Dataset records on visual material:
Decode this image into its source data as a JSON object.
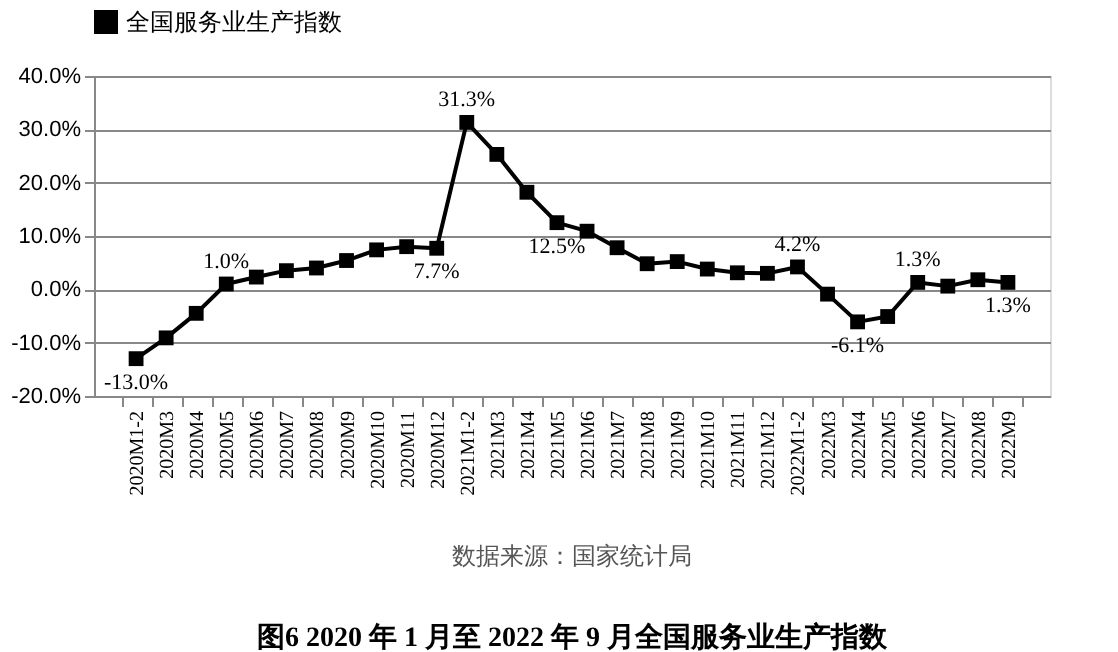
{
  "chart_data": {
    "type": "line",
    "title": "图6   2020 年 1 月至 2022 年 9 月全国服务业生产指数",
    "annotations": [
      "数据来源：国家统计局"
    ],
    "categories": [
      "2020M1-2",
      "2020M3",
      "2020M4",
      "2020M5",
      "2020M6",
      "2020M7",
      "2020M8",
      "2020M9",
      "2020M10",
      "2020M11",
      "2020M12",
      "2021M1-2",
      "2021M3",
      "2021M4",
      "2021M5",
      "2021M6",
      "2021M7",
      "2021M8",
      "2021M9",
      "2021M10",
      "2021M11",
      "2021M12",
      "2022M1-2",
      "2022M3",
      "2022M4",
      "2022M5",
      "2022M6",
      "2022M7",
      "2022M8",
      "2022M9"
    ],
    "series": [
      {
        "name": "全国服务业生产指数",
        "color": "#000000",
        "values": [
          -13.0,
          -9.1,
          -4.5,
          1.0,
          2.3,
          3.5,
          4.0,
          5.4,
          7.4,
          8.0,
          7.7,
          31.3,
          25.3,
          18.2,
          12.5,
          10.9,
          7.8,
          4.8,
          5.2,
          3.8,
          3.1,
          3.0,
          4.2,
          -0.9,
          -6.1,
          -5.1,
          1.3,
          0.6,
          1.8,
          1.3
        ],
        "value_labels": [
          "-13.0%",
          null,
          null,
          "1.0%",
          null,
          null,
          null,
          null,
          null,
          null,
          "7.7%",
          "31.3%",
          null,
          null,
          "12.5%",
          null,
          null,
          null,
          null,
          null,
          null,
          null,
          "4.2%",
          null,
          "-6.1%",
          null,
          "1.3%",
          null,
          null,
          "1.3%"
        ]
      }
    ],
    "ylim": [
      -20,
      40
    ],
    "yticks": [
      {
        "value": -20,
        "label": "-20.0%"
      },
      {
        "value": -10,
        "label": "-10.0%"
      },
      {
        "value": 0,
        "label": "0.0%"
      },
      {
        "value": 10,
        "label": "10.0%"
      },
      {
        "value": 20,
        "label": "20.0%"
      },
      {
        "value": 30,
        "label": "30.0%"
      },
      {
        "value": 40,
        "label": "40.0%"
      }
    ],
    "grid": "y",
    "legend": "top",
    "marker": "square",
    "line_style": "solid"
  }
}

> _Required task_
Every line is to be duplicated exactly, though pictures stay out.

> _Completed exercise_
Decode this image into its source data as a JSON object.
{
  "chart_data": {
    "type": "line",
    "title": "图6   2020 年 1 月至 2022 年 9 月全国服务业生产指数",
    "annotations": [
      "数据来源：国家统计局"
    ],
    "categories": [
      "2020M1-2",
      "2020M3",
      "2020M4",
      "2020M5",
      "2020M6",
      "2020M7",
      "2020M8",
      "2020M9",
      "2020M10",
      "2020M11",
      "2020M12",
      "2021M1-2",
      "2021M3",
      "2021M4",
      "2021M5",
      "2021M6",
      "2021M7",
      "2021M8",
      "2021M9",
      "2021M10",
      "2021M11",
      "2021M12",
      "2022M1-2",
      "2022M3",
      "2022M4",
      "2022M5",
      "2022M6",
      "2022M7",
      "2022M8",
      "2022M9"
    ],
    "series": [
      {
        "name": "全国服务业生产指数",
        "color": "#000000",
        "values": [
          -13.0,
          -9.1,
          -4.5,
          1.0,
          2.3,
          3.5,
          4.0,
          5.4,
          7.4,
          8.0,
          7.7,
          31.3,
          25.3,
          18.2,
          12.5,
          10.9,
          7.8,
          4.8,
          5.2,
          3.8,
          3.1,
          3.0,
          4.2,
          -0.9,
          -6.1,
          -5.1,
          1.3,
          0.6,
          1.8,
          1.3
        ],
        "value_labels": [
          "-13.0%",
          null,
          null,
          "1.0%",
          null,
          null,
          null,
          null,
          null,
          null,
          "7.7%",
          "31.3%",
          null,
          null,
          "12.5%",
          null,
          null,
          null,
          null,
          null,
          null,
          null,
          "4.2%",
          null,
          "-6.1%",
          null,
          "1.3%",
          null,
          null,
          "1.3%"
        ]
      }
    ],
    "ylim": [
      -20,
      40
    ],
    "yticks": [
      {
        "value": -20,
        "label": "-20.0%"
      },
      {
        "value": -10,
        "label": "-10.0%"
      },
      {
        "value": 0,
        "label": "0.0%"
      },
      {
        "value": 10,
        "label": "10.0%"
      },
      {
        "value": 20,
        "label": "20.0%"
      },
      {
        "value": 30,
        "label": "30.0%"
      },
      {
        "value": 40,
        "label": "40.0%"
      }
    ],
    "grid": "y",
    "legend": "top",
    "marker": "square",
    "line_style": "solid"
  }
}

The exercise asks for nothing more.